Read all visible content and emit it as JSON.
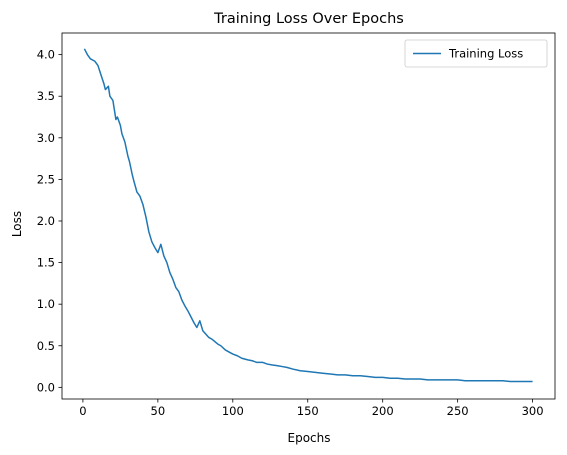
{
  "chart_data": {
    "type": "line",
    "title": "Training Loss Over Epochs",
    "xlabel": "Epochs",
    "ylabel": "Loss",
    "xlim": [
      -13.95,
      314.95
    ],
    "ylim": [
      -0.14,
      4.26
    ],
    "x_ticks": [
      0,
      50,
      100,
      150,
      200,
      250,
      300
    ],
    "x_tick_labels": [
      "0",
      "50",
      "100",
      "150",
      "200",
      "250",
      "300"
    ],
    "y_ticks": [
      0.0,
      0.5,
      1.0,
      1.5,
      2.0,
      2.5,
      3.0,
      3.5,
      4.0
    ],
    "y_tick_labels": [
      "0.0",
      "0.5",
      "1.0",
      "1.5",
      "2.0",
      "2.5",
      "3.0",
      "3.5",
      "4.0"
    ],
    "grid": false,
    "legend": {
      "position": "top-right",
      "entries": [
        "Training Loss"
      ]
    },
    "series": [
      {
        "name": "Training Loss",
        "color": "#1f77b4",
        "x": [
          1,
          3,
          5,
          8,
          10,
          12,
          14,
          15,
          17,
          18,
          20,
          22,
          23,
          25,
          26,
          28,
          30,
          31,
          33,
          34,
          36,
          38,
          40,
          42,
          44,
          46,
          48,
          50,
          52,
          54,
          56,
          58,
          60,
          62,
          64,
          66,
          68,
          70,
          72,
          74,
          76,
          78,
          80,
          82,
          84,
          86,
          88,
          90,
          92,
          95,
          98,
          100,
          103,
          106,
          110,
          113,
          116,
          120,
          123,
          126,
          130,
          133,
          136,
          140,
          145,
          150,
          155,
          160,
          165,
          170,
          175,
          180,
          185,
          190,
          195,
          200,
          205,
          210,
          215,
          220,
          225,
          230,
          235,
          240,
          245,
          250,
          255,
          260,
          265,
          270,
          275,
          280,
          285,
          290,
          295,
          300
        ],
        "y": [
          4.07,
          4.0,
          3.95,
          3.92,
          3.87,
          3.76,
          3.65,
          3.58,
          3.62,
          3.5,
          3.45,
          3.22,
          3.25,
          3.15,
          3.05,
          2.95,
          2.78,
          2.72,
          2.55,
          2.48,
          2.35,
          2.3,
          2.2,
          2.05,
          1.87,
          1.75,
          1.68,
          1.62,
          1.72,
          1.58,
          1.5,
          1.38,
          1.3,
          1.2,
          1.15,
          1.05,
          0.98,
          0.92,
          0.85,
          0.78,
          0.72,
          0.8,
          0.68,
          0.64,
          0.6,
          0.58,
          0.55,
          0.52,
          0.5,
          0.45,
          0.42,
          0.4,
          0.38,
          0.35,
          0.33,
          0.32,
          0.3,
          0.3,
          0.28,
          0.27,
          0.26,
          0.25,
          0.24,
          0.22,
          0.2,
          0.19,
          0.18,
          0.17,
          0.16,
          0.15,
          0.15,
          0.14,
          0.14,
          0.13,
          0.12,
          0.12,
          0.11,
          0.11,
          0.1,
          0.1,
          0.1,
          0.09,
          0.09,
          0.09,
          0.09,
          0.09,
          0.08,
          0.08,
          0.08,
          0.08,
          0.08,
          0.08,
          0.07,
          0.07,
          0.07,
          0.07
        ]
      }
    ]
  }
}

***

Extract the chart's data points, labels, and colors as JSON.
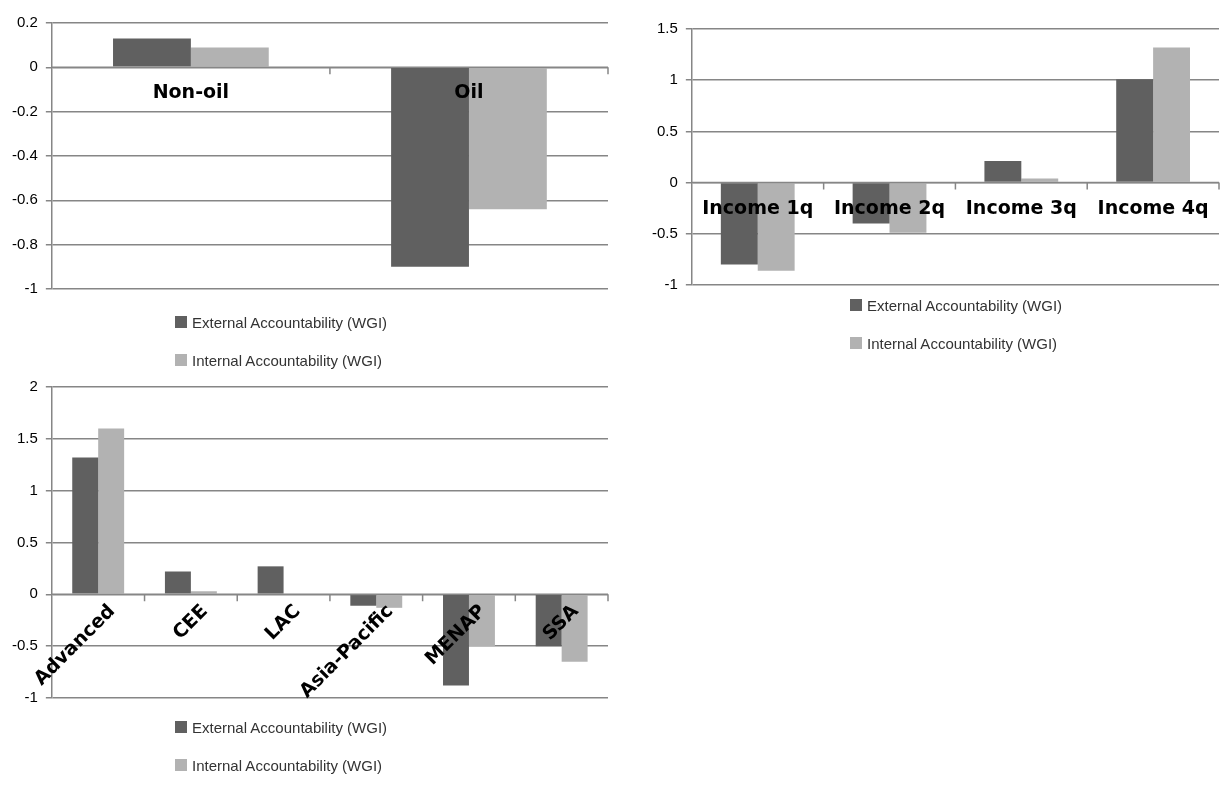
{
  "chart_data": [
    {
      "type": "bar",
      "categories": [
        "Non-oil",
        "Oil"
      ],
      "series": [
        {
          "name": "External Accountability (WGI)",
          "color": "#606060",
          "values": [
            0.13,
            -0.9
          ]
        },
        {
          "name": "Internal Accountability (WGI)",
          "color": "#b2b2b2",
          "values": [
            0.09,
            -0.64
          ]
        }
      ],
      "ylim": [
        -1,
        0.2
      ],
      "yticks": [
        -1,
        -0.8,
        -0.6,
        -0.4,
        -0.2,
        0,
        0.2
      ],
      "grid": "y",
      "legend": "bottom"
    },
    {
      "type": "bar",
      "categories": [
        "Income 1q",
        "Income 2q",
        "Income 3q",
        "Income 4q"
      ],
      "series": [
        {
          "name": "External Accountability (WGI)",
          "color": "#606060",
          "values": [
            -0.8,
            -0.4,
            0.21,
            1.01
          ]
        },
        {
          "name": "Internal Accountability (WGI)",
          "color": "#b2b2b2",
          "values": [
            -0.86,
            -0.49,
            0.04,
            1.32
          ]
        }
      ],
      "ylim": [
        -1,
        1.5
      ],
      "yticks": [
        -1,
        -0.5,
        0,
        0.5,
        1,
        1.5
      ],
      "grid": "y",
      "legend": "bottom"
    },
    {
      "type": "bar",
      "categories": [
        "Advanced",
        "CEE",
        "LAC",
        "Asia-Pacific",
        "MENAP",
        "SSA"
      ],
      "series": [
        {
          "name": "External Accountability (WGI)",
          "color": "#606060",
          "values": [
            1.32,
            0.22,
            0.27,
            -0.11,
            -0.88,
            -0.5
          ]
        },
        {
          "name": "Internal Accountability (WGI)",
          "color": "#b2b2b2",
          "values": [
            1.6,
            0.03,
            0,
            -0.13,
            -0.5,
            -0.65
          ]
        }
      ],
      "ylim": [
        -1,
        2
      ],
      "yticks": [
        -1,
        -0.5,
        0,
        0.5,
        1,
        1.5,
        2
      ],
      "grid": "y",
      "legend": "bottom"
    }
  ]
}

***

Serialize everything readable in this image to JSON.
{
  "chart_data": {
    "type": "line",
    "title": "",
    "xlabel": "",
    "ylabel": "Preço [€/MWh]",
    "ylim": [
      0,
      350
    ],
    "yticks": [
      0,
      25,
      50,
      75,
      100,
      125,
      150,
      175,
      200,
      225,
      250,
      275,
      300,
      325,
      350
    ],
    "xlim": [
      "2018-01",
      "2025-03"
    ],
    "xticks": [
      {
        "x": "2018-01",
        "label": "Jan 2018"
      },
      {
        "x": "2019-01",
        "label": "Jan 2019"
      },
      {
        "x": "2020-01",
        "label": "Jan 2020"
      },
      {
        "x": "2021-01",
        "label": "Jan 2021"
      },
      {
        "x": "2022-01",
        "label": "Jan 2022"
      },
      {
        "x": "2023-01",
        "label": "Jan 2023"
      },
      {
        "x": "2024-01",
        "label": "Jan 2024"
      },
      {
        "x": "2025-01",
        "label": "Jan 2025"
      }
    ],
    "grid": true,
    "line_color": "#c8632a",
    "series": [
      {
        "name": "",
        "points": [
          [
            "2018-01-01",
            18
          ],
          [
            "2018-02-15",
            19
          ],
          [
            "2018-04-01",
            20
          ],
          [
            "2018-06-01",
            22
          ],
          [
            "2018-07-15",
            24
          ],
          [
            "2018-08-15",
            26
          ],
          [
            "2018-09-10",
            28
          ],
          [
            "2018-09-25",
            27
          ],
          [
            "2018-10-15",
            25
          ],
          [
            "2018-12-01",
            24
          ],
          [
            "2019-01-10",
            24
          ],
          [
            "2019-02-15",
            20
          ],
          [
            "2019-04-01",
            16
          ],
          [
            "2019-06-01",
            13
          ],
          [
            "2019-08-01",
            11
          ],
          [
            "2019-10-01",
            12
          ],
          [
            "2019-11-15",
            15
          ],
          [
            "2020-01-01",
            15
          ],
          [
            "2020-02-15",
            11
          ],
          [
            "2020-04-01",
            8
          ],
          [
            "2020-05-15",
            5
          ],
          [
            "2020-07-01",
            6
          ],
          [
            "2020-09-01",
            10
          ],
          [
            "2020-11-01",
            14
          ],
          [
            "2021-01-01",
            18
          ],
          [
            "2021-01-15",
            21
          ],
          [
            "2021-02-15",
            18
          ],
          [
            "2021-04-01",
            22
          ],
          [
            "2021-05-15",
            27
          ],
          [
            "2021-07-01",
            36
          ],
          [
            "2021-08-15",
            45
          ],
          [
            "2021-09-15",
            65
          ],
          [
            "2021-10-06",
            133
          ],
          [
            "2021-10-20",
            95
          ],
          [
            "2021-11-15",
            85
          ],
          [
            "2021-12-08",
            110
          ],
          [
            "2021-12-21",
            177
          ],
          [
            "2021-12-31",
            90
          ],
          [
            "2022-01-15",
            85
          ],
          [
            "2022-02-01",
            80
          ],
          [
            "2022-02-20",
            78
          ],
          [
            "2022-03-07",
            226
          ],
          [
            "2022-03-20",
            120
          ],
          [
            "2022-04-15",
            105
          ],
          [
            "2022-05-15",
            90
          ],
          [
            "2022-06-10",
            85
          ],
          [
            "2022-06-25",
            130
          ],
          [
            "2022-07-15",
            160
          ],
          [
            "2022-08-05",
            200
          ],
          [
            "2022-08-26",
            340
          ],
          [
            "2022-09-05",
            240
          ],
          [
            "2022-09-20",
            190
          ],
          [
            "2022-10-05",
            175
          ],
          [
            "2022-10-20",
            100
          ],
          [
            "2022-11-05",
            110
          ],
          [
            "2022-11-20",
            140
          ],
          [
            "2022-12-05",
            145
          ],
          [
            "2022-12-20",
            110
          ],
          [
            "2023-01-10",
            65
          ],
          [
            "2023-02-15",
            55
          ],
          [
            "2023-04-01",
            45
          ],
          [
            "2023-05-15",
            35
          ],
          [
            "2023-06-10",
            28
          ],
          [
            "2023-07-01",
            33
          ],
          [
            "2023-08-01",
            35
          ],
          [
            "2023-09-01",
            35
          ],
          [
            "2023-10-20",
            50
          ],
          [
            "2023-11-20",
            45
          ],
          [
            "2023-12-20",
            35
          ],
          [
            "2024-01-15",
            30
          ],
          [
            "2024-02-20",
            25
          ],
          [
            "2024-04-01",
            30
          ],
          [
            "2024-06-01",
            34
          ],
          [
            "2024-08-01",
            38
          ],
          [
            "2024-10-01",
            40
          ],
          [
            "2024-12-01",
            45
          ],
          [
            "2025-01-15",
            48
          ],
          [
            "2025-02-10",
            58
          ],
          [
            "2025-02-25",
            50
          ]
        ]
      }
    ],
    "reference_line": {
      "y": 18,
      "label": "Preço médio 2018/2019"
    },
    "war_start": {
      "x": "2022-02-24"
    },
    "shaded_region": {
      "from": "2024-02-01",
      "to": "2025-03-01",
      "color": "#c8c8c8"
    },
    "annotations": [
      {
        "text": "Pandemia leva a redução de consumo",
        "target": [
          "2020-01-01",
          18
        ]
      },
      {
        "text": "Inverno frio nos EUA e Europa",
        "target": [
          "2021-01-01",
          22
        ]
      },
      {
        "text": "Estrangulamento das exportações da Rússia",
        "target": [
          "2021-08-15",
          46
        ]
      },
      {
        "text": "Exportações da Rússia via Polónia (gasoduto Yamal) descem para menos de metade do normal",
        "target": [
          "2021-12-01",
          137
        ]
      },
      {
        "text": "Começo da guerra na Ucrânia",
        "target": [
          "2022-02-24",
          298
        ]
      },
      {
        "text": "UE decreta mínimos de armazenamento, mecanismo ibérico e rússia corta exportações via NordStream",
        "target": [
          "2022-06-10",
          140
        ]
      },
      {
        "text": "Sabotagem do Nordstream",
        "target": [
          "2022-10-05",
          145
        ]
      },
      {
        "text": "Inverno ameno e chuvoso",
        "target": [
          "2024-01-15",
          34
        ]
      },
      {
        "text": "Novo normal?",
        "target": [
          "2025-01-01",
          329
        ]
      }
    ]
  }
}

***

• [Brief]
Within the records above, how many lines include the word "normal"? State the number by itself.

• [Solution for this problem]
2